Requirement:
Output all of the entries below precisely as written.

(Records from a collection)

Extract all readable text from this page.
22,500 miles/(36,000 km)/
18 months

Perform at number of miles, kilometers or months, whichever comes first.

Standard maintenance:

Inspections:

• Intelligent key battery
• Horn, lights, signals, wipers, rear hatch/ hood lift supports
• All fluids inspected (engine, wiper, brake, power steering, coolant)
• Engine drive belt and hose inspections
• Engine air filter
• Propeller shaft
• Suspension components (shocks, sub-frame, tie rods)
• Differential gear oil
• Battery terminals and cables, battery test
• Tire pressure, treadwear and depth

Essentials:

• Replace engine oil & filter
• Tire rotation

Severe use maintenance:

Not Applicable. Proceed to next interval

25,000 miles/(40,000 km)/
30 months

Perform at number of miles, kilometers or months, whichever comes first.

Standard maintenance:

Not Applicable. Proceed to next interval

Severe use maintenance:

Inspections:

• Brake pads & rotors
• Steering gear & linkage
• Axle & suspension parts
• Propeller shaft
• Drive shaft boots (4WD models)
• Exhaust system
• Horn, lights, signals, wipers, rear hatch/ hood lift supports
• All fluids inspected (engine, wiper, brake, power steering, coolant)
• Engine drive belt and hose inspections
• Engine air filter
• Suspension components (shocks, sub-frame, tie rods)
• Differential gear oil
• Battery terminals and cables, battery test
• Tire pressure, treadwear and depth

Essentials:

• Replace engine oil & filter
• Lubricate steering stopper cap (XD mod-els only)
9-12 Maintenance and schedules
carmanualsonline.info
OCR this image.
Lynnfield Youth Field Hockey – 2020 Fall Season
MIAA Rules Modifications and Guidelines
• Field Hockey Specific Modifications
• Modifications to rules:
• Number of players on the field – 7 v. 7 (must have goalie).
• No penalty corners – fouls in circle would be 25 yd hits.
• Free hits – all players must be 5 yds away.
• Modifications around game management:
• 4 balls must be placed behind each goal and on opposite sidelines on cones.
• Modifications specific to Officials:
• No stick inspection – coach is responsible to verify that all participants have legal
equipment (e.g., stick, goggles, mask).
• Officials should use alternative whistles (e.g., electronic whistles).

Solution:
Extract all readable text from this page.
22,500 miles/(36,000 km)/
18 months

Perform at number of miles, kilometers or months, whichever comes first.

Standard maintenance:

Inspections:

• Intelligent key battery
• Horn, lights, signals, wipers, rear hatch/ hood lift supports
• All fluids inspected (engine, wiper, brake, power steering, coolant)
• Engine drive belt and hose inspections
• Engine air filter
• Propeller shaft
• Suspension components (shocks, sub-frame, tie rods)
• Differential gear oil
• Battery terminals and cables, battery test
• Tire pressure, treadwear and depth

Essentials:

• Replace engine oil & filter
• Tire rotation

Severe use maintenance:

Not Applicable. Proceed to next interval

25,000 miles/(40,000 km)/
30 months

Perform at number of miles, kilometers or months, whichever comes first.

Standard maintenance:

Not Applicable. Proceed to next interval

Severe use maintenance:

Inspections:

• Brake pads & rotors
• Steering gear & linkage
• Axle & suspension parts
• Propeller shaft
• Drive shaft boots (4WD models)
• Exhaust system
• Horn, lights, signals, wipers, rear hatch/ hood lift supports
• All fluids inspected (engine, wiper, brake, power steering, coolant)
• Engine drive belt and hose inspections
• Engine air filter
• Suspension components (shocks, sub-frame, tie rods)
• Differential gear oil
• Battery terminals and cables, battery test
• Tire pressure, treadwear and depth

Essentials:

• Replace engine oil & filter
• Lubricate steering stopper cap (XD mod-els only)
9-12 Maintenance and schedules
carmanualsonline.info
OCR this image.
Lynnfield Youth Field Hockey – 2020 Fall Season
MIAA Rules Modifications and Guidelines
• Field Hockey Specific Modifications
• Modifications to rules:
• Number of players on the field – 7 v. 7 (must have goalie).
• No penalty corners – fouls in circle would be 25 yd hits.
• Free hits – all players must be 5 yds away.
• Modifications around game management:
• 4 balls must be placed behind each goal and on opposite sidelines on cones.
• Modifications specific to Officials:
• No stick inspection – coach is responsible to verify that all participants have legal
equipment (e.g., stick, goggles, mask).
• Officials should use alternative whistles (e.g., electronic whistles).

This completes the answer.